▶ **Stated exercise**: Please transcribe the data that follows without the pictures, keeping every word the same.

==========

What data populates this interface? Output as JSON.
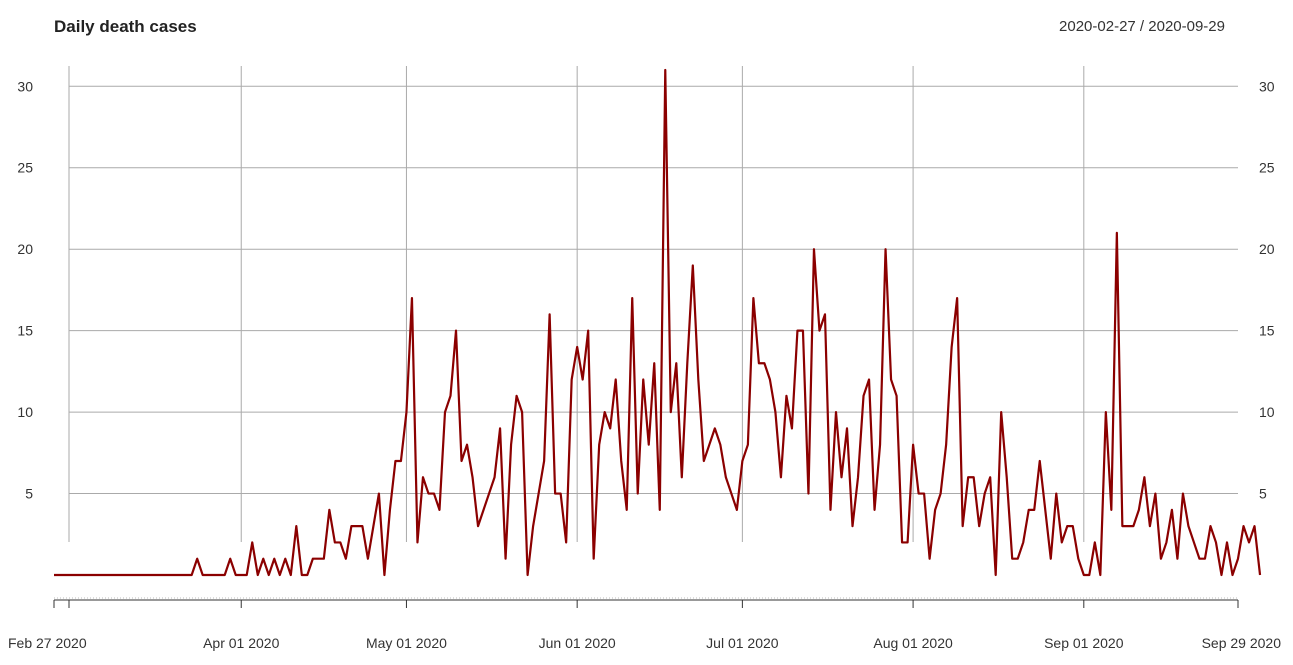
{
  "chart_data": {
    "type": "line",
    "title": "Daily death cases",
    "date_range": "2020-02-27 / 2020-09-29",
    "start_date": "2020-02-27",
    "end_date": "2020-09-29",
    "ylim": [
      0,
      31
    ],
    "y_ticks": [
      5,
      10,
      15,
      20,
      25,
      30
    ],
    "x_ticks": [
      {
        "date": "2020-02-27",
        "label": "Feb 27 2020"
      },
      {
        "date": "2020-04-01",
        "label": "Apr 01 2020"
      },
      {
        "date": "2020-05-01",
        "label": "May 01 2020"
      },
      {
        "date": "2020-06-01",
        "label": "Jun 01 2020"
      },
      {
        "date": "2020-07-01",
        "label": "Jul 01 2020"
      },
      {
        "date": "2020-08-01",
        "label": "Aug 01 2020"
      },
      {
        "date": "2020-09-01",
        "label": "Sep 01 2020"
      },
      {
        "date": "2020-09-29",
        "label": "Sep 29 2020"
      }
    ],
    "grid": true,
    "line_color": "#8B0000",
    "grid_color": "#aaaaaa",
    "series": [
      {
        "values": [
          0,
          0,
          0,
          0,
          0,
          0,
          0,
          0,
          0,
          0,
          0,
          0,
          0,
          0,
          0,
          0,
          0,
          0,
          0,
          0,
          0,
          0,
          0,
          0,
          0,
          0,
          1,
          0,
          0,
          0,
          0,
          0,
          1,
          0,
          0,
          0,
          2,
          0,
          1,
          0,
          1,
          0,
          1,
          0,
          3,
          0,
          0,
          1,
          1,
          1,
          4,
          2,
          2,
          1,
          3,
          3,
          3,
          1,
          3,
          5,
          0,
          4,
          7,
          7,
          10,
          17,
          2,
          6,
          5,
          5,
          4,
          10,
          11,
          15,
          7,
          8,
          6,
          3,
          4,
          5,
          6,
          9,
          1,
          8,
          11,
          10,
          0,
          3,
          5,
          7,
          16,
          5,
          5,
          2,
          12,
          14,
          12,
          15,
          1,
          8,
          10,
          9,
          12,
          7,
          4,
          17,
          5,
          12,
          8,
          13,
          4,
          31,
          10,
          13,
          6,
          13,
          19,
          12,
          7,
          8,
          9,
          8,
          6,
          5,
          4,
          7,
          8,
          17,
          13,
          13,
          12,
          10,
          6,
          11,
          9,
          15,
          15,
          5,
          20,
          15,
          16,
          4,
          10,
          6,
          9,
          3,
          6,
          11,
          12,
          4,
          8,
          20,
          12,
          11,
          2,
          2,
          8,
          5,
          5,
          1,
          4,
          5,
          8,
          14,
          17,
          3,
          6,
          6,
          3,
          5,
          6,
          0,
          10,
          6,
          1,
          1,
          2,
          4,
          4,
          7,
          4,
          1,
          5,
          2,
          3,
          3,
          1,
          0,
          0,
          2,
          0,
          10,
          4,
          21,
          3,
          3,
          3,
          4,
          6,
          3,
          5,
          1,
          2,
          4,
          1,
          5,
          3,
          2,
          1,
          1,
          3,
          2,
          0,
          2,
          0,
          1,
          3,
          2,
          3,
          0
        ]
      }
    ]
  }
}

==========

▶ **Task output**:
What data populates this interface? Output as JSON.
{
  "chart_data": {
    "type": "line",
    "title": "Daily death cases",
    "date_range": "2020-02-27 / 2020-09-29",
    "start_date": "2020-02-27",
    "end_date": "2020-09-29",
    "ylim": [
      0,
      31
    ],
    "y_ticks": [
      5,
      10,
      15,
      20,
      25,
      30
    ],
    "x_ticks": [
      {
        "date": "2020-02-27",
        "label": "Feb 27 2020"
      },
      {
        "date": "2020-04-01",
        "label": "Apr 01 2020"
      },
      {
        "date": "2020-05-01",
        "label": "May 01 2020"
      },
      {
        "date": "2020-06-01",
        "label": "Jun 01 2020"
      },
      {
        "date": "2020-07-01",
        "label": "Jul 01 2020"
      },
      {
        "date": "2020-08-01",
        "label": "Aug 01 2020"
      },
      {
        "date": "2020-09-01",
        "label": "Sep 01 2020"
      },
      {
        "date": "2020-09-29",
        "label": "Sep 29 2020"
      }
    ],
    "grid": true,
    "line_color": "#8B0000",
    "grid_color": "#aaaaaa",
    "series": [
      {
        "values": [
          0,
          0,
          0,
          0,
          0,
          0,
          0,
          0,
          0,
          0,
          0,
          0,
          0,
          0,
          0,
          0,
          0,
          0,
          0,
          0,
          0,
          0,
          0,
          0,
          0,
          0,
          1,
          0,
          0,
          0,
          0,
          0,
          1,
          0,
          0,
          0,
          2,
          0,
          1,
          0,
          1,
          0,
          1,
          0,
          3,
          0,
          0,
          1,
          1,
          1,
          4,
          2,
          2,
          1,
          3,
          3,
          3,
          1,
          3,
          5,
          0,
          4,
          7,
          7,
          10,
          17,
          2,
          6,
          5,
          5,
          4,
          10,
          11,
          15,
          7,
          8,
          6,
          3,
          4,
          5,
          6,
          9,
          1,
          8,
          11,
          10,
          0,
          3,
          5,
          7,
          16,
          5,
          5,
          2,
          12,
          14,
          12,
          15,
          1,
          8,
          10,
          9,
          12,
          7,
          4,
          17,
          5,
          12,
          8,
          13,
          4,
          31,
          10,
          13,
          6,
          13,
          19,
          12,
          7,
          8,
          9,
          8,
          6,
          5,
          4,
          7,
          8,
          17,
          13,
          13,
          12,
          10,
          6,
          11,
          9,
          15,
          15,
          5,
          20,
          15,
          16,
          4,
          10,
          6,
          9,
          3,
          6,
          11,
          12,
          4,
          8,
          20,
          12,
          11,
          2,
          2,
          8,
          5,
          5,
          1,
          4,
          5,
          8,
          14,
          17,
          3,
          6,
          6,
          3,
          5,
          6,
          0,
          10,
          6,
          1,
          1,
          2,
          4,
          4,
          7,
          4,
          1,
          5,
          2,
          3,
          3,
          1,
          0,
          0,
          2,
          0,
          10,
          4,
          21,
          3,
          3,
          3,
          4,
          6,
          3,
          5,
          1,
          2,
          4,
          1,
          5,
          3,
          2,
          1,
          1,
          3,
          2,
          0,
          2,
          0,
          1,
          3,
          2,
          3,
          0
        ]
      }
    ]
  }
}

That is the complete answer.